» **YOUR INSTRUCTIONS**
Search the data below for the string "осью". Extract every line that contains it.

» **Records**
+++

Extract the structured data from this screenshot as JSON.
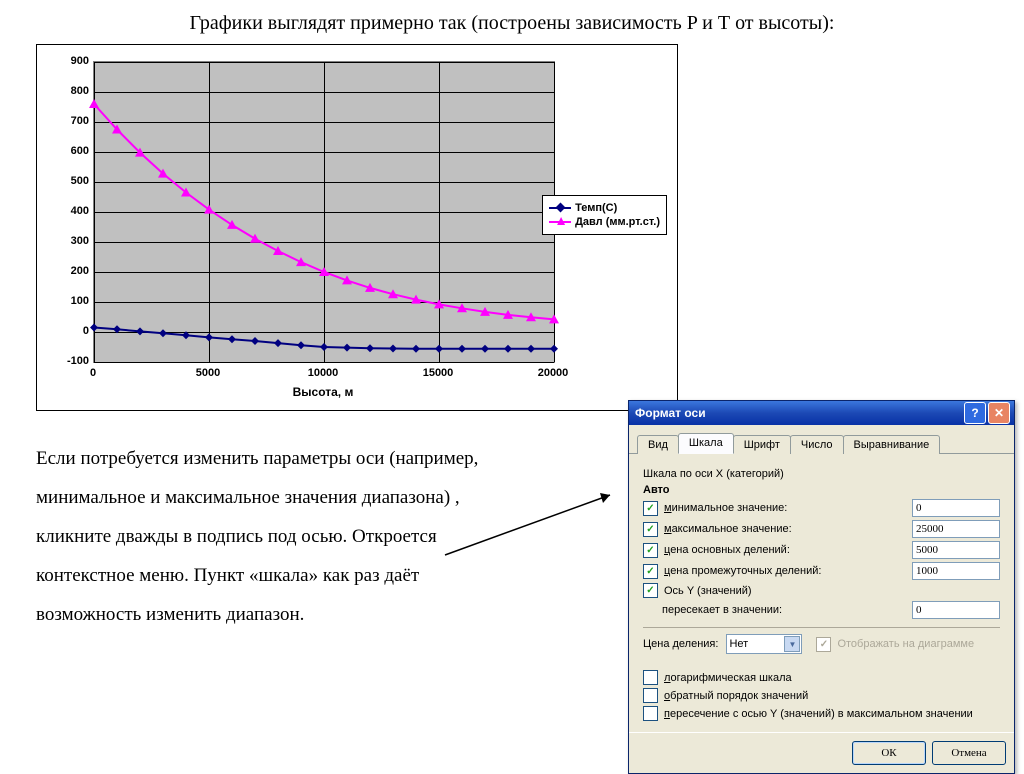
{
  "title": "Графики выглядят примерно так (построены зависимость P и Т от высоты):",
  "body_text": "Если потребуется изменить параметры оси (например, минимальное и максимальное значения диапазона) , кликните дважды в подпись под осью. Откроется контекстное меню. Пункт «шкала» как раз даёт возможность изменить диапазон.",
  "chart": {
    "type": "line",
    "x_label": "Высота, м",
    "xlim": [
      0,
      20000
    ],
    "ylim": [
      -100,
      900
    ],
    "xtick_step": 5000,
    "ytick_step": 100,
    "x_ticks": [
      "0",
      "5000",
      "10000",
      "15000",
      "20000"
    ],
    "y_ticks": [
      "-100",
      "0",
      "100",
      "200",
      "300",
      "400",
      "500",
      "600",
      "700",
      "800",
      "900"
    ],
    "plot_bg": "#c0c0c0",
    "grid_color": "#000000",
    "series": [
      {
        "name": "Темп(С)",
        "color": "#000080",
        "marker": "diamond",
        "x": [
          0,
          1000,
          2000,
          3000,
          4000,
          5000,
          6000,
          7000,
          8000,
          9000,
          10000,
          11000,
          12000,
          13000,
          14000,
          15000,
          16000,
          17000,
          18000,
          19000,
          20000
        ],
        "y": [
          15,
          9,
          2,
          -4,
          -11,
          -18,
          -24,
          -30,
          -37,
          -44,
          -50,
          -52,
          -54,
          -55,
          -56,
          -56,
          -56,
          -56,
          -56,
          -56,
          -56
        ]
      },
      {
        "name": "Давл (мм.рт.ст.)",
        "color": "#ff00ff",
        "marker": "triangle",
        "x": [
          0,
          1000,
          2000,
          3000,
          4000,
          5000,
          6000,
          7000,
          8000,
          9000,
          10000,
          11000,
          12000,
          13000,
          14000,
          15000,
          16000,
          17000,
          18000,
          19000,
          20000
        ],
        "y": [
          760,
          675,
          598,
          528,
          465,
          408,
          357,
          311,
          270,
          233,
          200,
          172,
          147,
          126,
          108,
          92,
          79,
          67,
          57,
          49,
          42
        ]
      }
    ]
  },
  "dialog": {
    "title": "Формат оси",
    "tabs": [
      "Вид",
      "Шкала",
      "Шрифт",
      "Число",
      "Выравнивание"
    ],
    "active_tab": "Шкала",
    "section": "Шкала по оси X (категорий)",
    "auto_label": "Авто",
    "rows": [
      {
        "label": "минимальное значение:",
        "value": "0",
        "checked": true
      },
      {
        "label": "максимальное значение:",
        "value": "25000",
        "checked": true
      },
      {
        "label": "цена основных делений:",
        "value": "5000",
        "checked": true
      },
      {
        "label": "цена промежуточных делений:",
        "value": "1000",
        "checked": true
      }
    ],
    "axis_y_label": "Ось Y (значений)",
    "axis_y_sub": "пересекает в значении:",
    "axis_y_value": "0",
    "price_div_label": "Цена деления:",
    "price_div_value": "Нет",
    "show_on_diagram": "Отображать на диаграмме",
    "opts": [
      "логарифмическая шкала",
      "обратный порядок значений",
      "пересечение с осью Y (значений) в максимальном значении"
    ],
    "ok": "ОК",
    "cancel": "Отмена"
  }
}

+++

» **CORRECT RESPONSE**
  "body_text": "Если потребуется изменить параметры оси (например, минимальное и максимальное значения диапазона) , кликните дважды в подпись под осью. Откроется контекстное меню. Пункт «шкала» как раз даёт возможность изменить диапазон.",
      "пересечение с осью Y (значений) в максимальном значении"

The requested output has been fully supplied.